■ **AIM OF THE TASK**:
From the entries below, count every line that contains the word "this". Please give the number and nothing else.

..............................

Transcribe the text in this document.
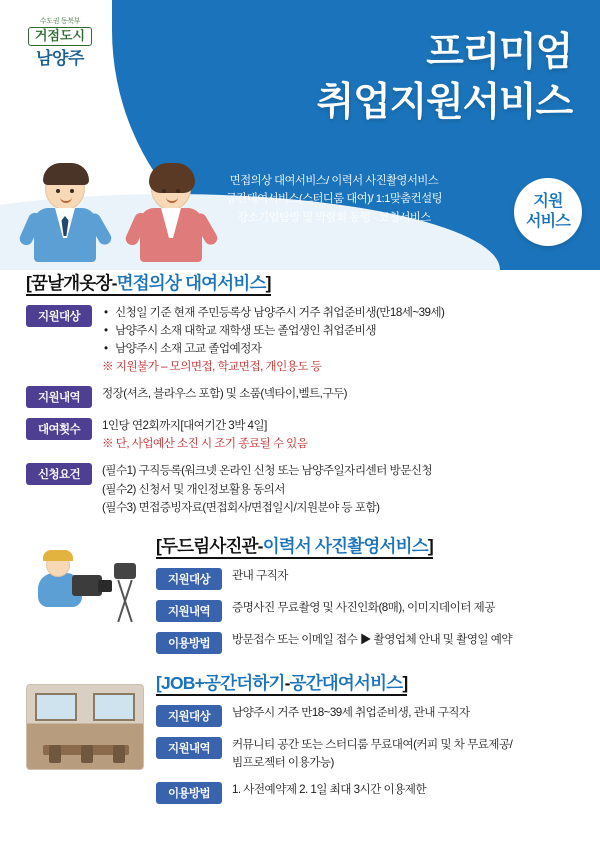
수도권 동북부
거점도시
남양주	프리미엄
취업지원서비스
면접의상 대여서비스/ 이력서 사진촬영서비스
공간대여서비스(스터디룸 대여)/ 1:1맞춤컨설팅
강소기업탐방 및 박람회 동행 · 코칭서비스
지원
서비스
[꿈날개옷장-면접의상 대여서비스]
지원대상	• 신청일 기준 현재 주민등록상 남양주시 거주 취업준비생(만18세~39세)
• 남양주시 소재 대학교 재학생 또는 졸업생인 취업준비생
• 남양주시 소재 고교 졸업예정자
※ 지원불가 – 모의면접, 학교면접, 개인용도 등
지원내역	정장(셔츠, 블라우스 포함) 및 소품(넥타이,벨트,구두)
대여횟수	1인당 연2회까지[대여기간 3박 4일]
※ 단, 사업예산 소진 시 조기 종료될 수 있음
신청요건	(필수1) 구직등록(워크넷 온라인 신청 또는 남양주일자리센터 방문신청
(필수2) 신청서 및 개인정보활용 동의서
(필수3) 면접증빙자료(면접회사/면접일시/지원분야 등 포함)
[두드림사진관-이력서 사진촬영서비스]
지원대상	관내 구직자
지원내역	증명사진 무료촬영 및 사진인화(8매), 이미지데이터 제공
이용방법	방문접수 또는 이메일 접수 ▶ 촬영업체 안내 및 촬영일 예약
[JOB+공간더하기-공간대여서비스]
지원대상	남양주시 거주 만18~39세 취업준비생, 관내 구직자
지원내역	커뮤니티 공간 또는 스터디룸 무료대여(커피 및 차 무료제공/
빔프로젝터 이용가능)
이용방법	1. 사전예약제 2. 1일 최대 3시간 이용제한
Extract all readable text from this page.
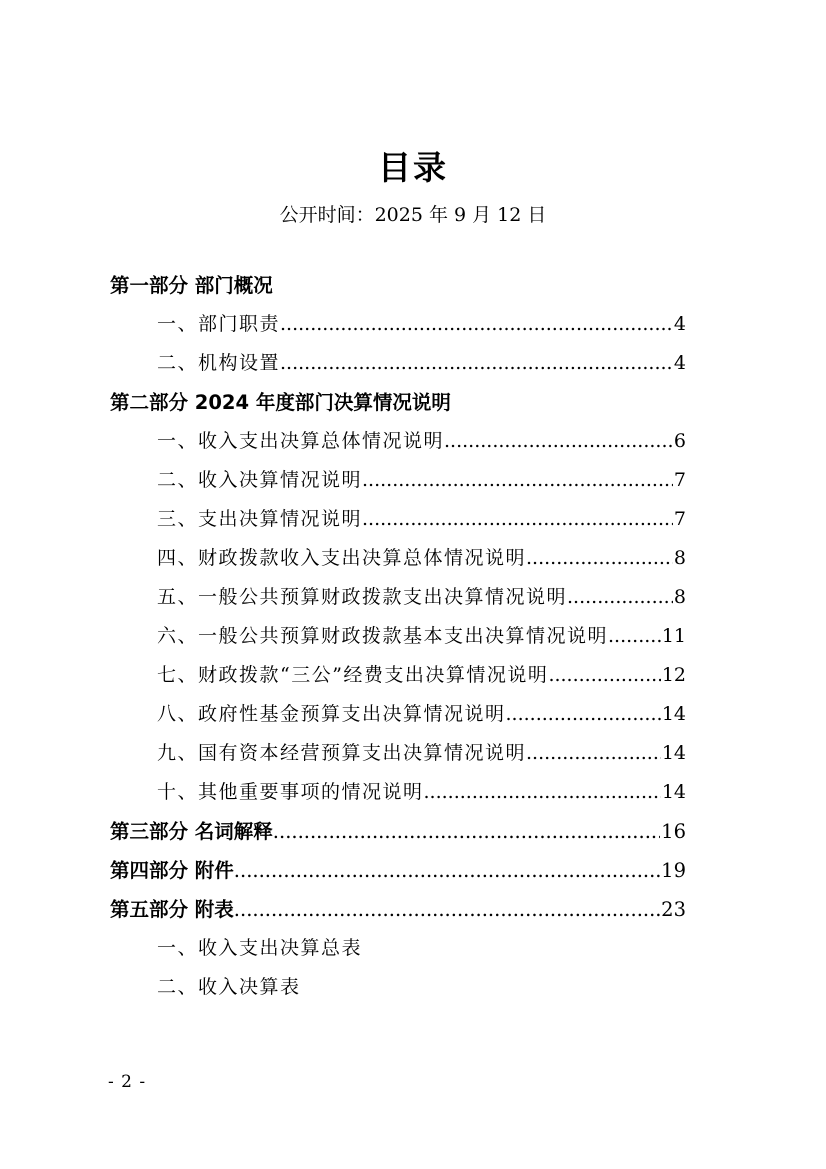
目录
公开时间：2025 年 9 月 12 日
第一部分 部门概况
一、部门职责 .....	4
二、机构设置 .....	4
第二部分 2024 年度部门决算情况说明
一、收入支出决算总体情况说明 .....	6
二、收入决算情况说明 .....	7
三、支出决算情况说明 .....	7
四、财政拨款收入支出决算总体情况说明 .....	8
五、一般公共预算财政拨款支出决算情况说明 .....	8
六、一般公共预算财政拨款基本支出决算情况说明 .....	11
七、财政拨款“三公”经费支出决算情况说明 .....	12
八、政府性基金预算支出决算情况说明 .....	14
九、国有资本经营预算支出决算情况说明 .....	14
十、其他重要事项的情况说明 .....	14
第三部分 名词解释 .....	16
第四部分 附件 .....	19
第五部分 附表 .....	23
一、收入支出决算总表
二、收入决算表
- 2 -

..............................

■ **COMPLETE RESPONSE**:
2